━━ Fragmento de lectura ━━
A
Nicolás Maduro le salió muy mal la primera ronda de conversaciones en el
palacio de Miraflores.
No sólo de consignas vive el hombre. Él, su gobierno, y
media Venezuela, por primera vez debieron (o pudieron) escuchar en silencio las
quejas y recriminaciones de una oposición que representa, cuando menos, a la
mitad del país.
El
revolucionario es una criatura voraz y extraña que se alimenta de palabras huecas.
Era muy fácil declamar el discurso ideológico socialista con voz engolada y la
mirada perdida en el espacio, tal vez en busca de pajaritos parlantes o de
rostros milagrosos que aparecen en los muros, mientras se acusa a las víctimas
de ser fascistas, burgueses, o cualquier imbecilidad que le pase por la cabeza
al gobernante.
El oficialismo habló de la revolución en abstracto. La oposición habló de la vida cotidiana. Para los espectadores no dogmáticos el resultado fue obvio: la oposición arrasó.
━━━
━━ Entradas enumeradas ━━
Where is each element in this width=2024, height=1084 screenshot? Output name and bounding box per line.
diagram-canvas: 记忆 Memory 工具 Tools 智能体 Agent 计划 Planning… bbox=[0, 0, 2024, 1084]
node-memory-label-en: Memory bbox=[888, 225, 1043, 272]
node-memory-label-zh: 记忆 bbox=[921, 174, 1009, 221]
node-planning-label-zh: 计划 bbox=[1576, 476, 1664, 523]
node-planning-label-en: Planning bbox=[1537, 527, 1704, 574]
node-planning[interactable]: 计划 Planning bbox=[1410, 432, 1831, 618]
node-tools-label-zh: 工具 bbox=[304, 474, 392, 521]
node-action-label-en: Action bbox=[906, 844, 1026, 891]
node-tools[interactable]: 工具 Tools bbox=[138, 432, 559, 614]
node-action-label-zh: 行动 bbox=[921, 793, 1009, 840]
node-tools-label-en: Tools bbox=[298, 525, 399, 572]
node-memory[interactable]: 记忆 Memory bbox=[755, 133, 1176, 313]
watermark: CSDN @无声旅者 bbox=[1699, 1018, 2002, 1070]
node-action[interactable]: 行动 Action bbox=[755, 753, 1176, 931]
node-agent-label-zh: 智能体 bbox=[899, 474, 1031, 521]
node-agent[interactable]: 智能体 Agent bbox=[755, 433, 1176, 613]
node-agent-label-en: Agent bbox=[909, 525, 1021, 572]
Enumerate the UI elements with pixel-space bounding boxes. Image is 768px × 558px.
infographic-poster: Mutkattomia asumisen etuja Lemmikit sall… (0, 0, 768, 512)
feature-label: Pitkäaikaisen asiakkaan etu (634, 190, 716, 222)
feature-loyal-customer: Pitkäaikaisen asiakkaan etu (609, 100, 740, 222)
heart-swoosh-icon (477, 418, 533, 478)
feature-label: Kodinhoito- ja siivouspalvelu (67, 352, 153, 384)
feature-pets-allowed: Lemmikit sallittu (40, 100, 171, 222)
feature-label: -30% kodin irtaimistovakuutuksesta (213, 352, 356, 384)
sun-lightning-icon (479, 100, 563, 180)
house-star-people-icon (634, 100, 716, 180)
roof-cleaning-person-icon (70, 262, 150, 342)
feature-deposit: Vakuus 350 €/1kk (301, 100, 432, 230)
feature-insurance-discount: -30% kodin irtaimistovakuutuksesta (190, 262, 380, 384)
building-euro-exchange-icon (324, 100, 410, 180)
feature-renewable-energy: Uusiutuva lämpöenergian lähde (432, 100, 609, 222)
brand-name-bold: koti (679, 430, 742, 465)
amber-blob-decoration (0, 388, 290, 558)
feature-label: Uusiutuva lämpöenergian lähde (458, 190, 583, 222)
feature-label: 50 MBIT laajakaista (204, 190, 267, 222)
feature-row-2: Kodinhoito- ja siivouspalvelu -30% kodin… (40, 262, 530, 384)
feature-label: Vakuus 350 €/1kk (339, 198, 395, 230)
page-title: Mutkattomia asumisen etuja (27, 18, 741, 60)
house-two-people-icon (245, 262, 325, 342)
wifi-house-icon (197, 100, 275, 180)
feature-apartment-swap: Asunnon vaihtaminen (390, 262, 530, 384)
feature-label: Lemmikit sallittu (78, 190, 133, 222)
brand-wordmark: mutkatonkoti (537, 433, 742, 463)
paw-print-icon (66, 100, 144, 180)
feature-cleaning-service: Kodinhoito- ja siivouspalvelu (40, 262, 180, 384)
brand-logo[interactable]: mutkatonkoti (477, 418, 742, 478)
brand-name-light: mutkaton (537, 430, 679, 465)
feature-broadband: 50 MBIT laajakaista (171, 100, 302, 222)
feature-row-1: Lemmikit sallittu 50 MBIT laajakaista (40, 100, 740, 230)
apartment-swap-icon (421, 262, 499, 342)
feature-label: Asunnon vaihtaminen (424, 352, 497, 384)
━━━
● Objetivo del ejercicio:
Escribe la continuación del fragmento sobre la primera ronda de conversaciones en el palacio de Miraflores a partir de su última oración.

● Respuesta al ejercicio:
Es
imposible defenderse de la falta de leche, de la evidencia de que ese pésimo
gobierno ha destruido el aparato productivo, de la inflación, de la huida en
masa de los venezolanos más laboriosos, de las pruebas de la corrupción más
escandalosa que ha sufrido el país, del saqueo perpetrado diariamente por la
menesterosa metrópoli cubana, del hecho terrible que el año pasado fueron
asesinados impunemente 25 000 venezolanos por una delincuencia que aumenta
todos los días.
¿Por
qué Maduro creó esa guarimba antigubernamental en Miraflores? ¿Por qué pagó el
precio de dañar inmensamente la imagen del chavismo y mostrar su propia
debilidad dándole tribuna a la oposición?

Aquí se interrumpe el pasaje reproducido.